[Work to be completed]: Gather all lines in the data that hold the string "name".

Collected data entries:
------------

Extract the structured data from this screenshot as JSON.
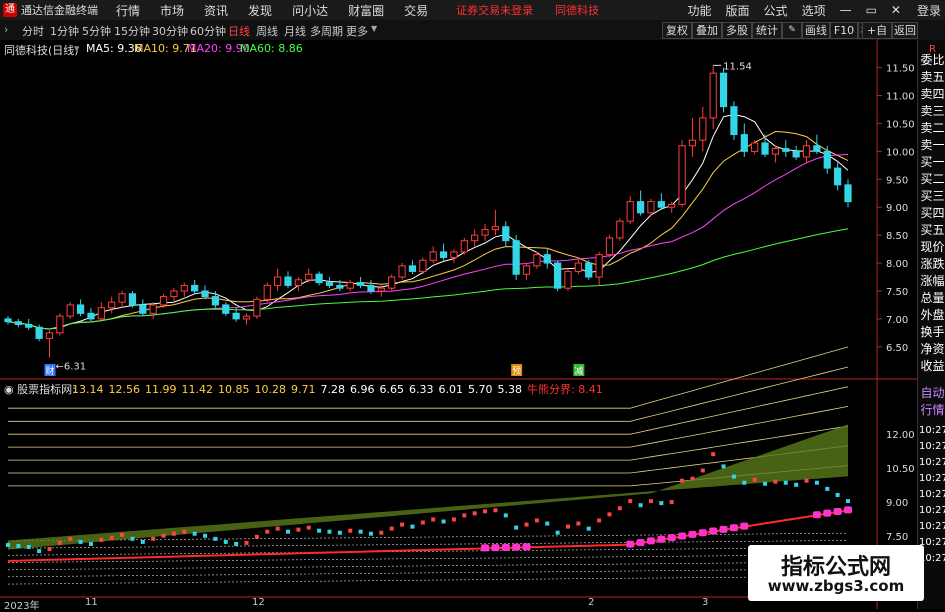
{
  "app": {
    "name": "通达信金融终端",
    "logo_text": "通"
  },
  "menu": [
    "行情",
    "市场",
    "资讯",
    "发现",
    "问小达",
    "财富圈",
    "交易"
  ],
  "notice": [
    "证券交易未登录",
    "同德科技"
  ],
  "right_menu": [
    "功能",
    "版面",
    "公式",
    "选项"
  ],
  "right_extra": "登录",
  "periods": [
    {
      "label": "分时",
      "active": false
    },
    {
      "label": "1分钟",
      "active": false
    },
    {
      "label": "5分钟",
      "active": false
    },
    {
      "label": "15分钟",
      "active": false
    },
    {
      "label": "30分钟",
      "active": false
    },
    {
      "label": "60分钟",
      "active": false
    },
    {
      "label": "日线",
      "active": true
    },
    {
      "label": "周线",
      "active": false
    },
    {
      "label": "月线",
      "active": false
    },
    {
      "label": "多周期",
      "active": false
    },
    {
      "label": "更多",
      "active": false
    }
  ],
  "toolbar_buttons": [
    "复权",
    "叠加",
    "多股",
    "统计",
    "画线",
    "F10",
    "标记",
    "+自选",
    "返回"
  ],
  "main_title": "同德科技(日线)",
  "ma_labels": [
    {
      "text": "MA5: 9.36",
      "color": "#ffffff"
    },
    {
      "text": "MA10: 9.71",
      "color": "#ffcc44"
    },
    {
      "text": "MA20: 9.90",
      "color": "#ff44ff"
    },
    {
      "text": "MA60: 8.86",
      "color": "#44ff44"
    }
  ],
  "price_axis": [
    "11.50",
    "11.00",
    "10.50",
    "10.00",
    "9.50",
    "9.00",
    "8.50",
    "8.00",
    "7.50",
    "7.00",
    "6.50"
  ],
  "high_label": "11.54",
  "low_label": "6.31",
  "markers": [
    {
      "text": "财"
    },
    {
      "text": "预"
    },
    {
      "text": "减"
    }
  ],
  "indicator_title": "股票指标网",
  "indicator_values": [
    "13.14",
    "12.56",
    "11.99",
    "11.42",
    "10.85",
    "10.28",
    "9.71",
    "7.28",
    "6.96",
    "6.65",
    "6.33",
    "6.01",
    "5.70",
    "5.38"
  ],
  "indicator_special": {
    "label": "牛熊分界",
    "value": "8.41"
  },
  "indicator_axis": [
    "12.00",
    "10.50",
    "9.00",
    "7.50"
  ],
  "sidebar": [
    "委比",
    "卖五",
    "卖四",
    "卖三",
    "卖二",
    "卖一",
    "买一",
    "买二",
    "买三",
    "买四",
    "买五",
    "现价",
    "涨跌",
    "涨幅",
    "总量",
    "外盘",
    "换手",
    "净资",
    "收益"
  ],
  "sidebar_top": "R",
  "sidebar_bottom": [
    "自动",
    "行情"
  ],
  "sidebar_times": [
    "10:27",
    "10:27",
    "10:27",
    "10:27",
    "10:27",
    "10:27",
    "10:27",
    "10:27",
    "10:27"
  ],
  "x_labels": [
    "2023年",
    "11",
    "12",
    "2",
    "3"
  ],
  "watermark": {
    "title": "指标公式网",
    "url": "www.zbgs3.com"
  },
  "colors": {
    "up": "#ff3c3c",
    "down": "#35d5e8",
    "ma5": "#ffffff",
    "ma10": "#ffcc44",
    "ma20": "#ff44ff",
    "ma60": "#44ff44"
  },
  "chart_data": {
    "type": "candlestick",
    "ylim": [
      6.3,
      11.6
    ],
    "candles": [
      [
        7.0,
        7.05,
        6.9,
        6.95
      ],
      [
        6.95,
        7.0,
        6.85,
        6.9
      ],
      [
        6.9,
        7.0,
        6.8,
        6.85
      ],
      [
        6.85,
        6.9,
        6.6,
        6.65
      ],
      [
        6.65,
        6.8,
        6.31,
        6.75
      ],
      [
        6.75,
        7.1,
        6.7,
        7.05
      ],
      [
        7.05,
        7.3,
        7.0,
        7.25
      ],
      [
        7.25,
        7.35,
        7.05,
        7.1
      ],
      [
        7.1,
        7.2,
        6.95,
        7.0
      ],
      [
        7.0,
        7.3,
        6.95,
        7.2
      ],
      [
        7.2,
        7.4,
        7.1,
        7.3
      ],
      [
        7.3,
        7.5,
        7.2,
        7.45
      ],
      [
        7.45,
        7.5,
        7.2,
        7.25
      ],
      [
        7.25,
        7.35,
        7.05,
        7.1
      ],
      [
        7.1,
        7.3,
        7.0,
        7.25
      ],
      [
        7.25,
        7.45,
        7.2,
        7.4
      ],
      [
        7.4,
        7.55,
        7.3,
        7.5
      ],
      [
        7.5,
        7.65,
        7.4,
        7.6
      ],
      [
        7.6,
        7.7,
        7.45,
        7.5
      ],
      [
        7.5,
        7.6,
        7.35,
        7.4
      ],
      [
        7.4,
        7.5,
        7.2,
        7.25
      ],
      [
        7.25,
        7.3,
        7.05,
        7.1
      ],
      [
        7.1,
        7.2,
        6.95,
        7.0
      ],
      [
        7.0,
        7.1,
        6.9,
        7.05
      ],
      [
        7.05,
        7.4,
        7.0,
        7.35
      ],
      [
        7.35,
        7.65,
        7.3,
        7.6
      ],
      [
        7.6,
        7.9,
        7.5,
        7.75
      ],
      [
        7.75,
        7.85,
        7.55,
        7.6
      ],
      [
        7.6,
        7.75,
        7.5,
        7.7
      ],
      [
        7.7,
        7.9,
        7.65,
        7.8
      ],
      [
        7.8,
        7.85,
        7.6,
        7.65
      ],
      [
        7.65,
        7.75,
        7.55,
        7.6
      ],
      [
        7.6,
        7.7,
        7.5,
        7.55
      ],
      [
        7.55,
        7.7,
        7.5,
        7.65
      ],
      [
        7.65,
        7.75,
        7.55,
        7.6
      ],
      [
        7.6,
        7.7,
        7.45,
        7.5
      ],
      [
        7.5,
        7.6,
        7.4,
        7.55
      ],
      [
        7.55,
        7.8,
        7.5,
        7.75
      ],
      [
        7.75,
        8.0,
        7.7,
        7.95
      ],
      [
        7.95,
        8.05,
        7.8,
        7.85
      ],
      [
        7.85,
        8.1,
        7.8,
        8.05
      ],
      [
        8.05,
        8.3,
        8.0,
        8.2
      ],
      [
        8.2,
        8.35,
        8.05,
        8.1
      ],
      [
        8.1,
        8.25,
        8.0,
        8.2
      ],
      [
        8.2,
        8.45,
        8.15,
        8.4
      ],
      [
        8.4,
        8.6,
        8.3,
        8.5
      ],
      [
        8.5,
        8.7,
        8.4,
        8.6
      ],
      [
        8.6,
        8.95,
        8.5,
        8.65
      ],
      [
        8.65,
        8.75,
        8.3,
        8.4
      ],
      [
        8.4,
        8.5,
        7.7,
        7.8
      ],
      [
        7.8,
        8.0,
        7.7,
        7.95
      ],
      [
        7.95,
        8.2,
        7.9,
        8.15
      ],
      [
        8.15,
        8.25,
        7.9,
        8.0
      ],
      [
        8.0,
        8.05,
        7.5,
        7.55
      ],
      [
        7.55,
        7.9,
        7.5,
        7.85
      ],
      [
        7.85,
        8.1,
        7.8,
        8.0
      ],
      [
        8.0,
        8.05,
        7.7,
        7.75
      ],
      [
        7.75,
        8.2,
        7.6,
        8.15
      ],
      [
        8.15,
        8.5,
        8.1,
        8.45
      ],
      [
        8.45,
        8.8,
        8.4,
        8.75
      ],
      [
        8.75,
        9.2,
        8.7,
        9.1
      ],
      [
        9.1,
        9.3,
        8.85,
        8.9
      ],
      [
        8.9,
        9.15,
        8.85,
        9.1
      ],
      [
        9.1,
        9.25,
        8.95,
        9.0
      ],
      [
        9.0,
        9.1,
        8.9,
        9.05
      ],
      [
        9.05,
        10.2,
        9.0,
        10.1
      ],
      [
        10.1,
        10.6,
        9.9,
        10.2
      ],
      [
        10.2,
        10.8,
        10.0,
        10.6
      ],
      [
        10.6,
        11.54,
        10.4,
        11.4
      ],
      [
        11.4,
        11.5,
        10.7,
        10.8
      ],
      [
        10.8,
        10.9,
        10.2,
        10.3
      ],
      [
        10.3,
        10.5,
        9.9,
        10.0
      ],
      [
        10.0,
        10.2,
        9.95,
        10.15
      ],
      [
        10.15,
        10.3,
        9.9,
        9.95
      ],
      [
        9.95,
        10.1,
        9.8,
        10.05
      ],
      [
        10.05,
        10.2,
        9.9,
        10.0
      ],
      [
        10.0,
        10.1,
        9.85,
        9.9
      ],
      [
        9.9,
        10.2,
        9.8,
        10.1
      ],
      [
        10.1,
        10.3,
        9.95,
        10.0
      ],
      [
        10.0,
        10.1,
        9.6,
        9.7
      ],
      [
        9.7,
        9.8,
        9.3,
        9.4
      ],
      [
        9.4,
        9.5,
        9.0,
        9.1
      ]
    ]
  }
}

------------

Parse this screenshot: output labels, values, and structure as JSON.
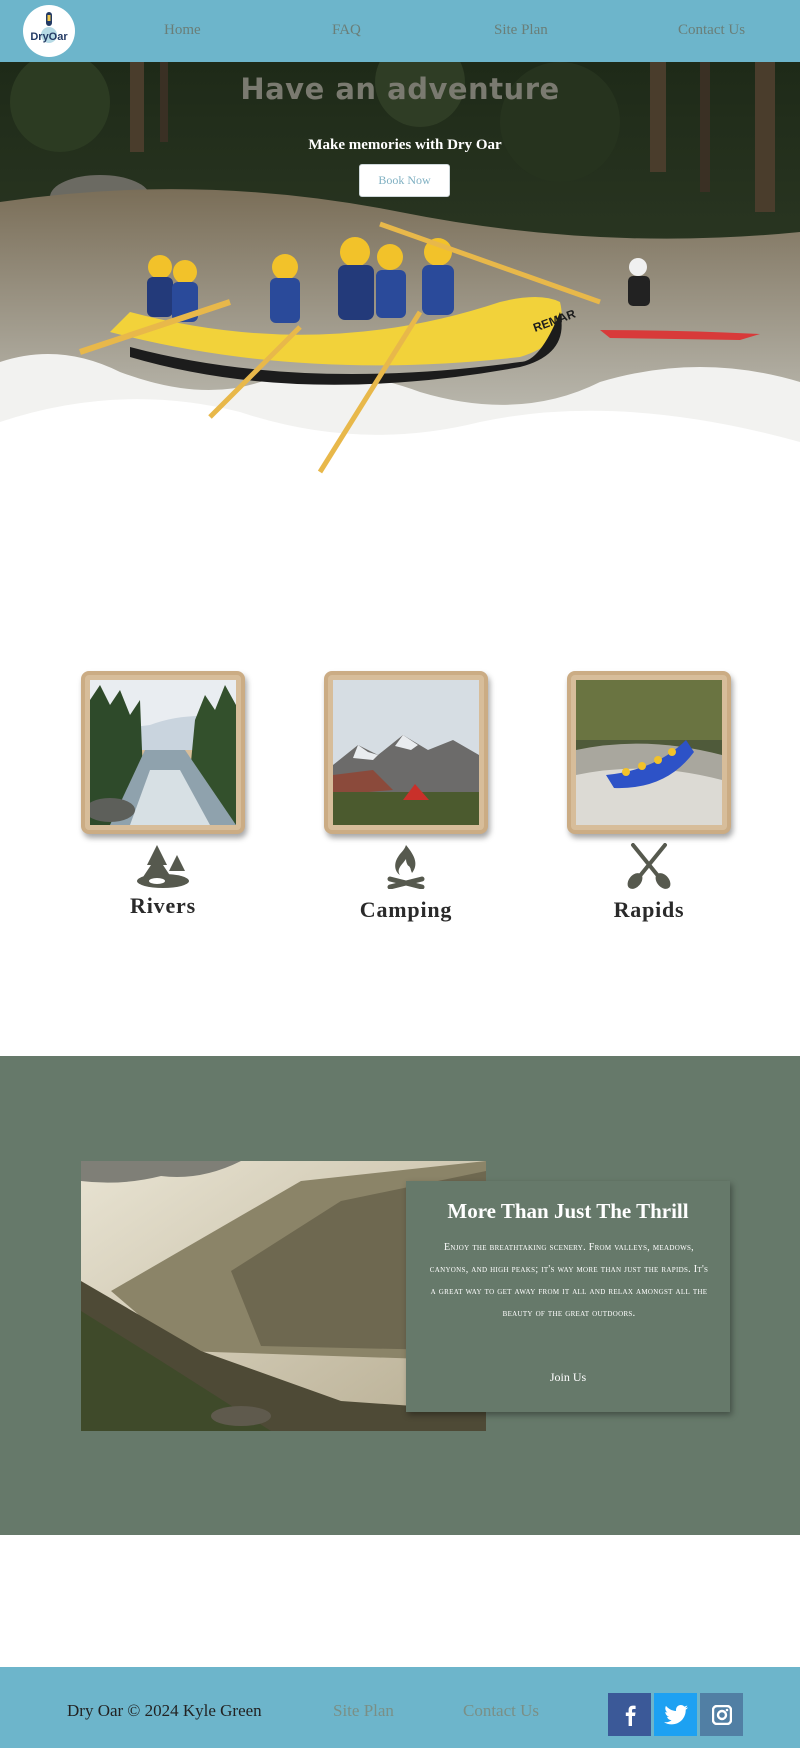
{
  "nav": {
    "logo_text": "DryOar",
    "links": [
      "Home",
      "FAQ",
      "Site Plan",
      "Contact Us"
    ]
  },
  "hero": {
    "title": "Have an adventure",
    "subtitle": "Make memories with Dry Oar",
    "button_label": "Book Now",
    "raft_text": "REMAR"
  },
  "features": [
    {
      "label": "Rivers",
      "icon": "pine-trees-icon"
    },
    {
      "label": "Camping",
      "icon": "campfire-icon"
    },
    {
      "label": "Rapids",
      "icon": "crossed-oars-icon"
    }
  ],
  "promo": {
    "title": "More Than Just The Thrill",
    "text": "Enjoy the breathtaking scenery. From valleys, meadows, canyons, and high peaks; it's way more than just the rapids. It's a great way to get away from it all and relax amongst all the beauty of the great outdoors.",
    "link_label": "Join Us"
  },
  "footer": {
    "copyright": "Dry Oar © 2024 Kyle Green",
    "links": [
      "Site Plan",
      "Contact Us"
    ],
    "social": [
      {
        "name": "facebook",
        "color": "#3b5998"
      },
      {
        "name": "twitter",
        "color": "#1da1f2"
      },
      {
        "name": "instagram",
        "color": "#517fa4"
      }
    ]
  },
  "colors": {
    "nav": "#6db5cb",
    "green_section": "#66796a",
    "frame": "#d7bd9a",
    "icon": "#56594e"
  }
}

------------

[Correct result]:
    "name": "通达信金融终端",
        "name": "facebook",
        "name": "twitter",
        "name": "instagram",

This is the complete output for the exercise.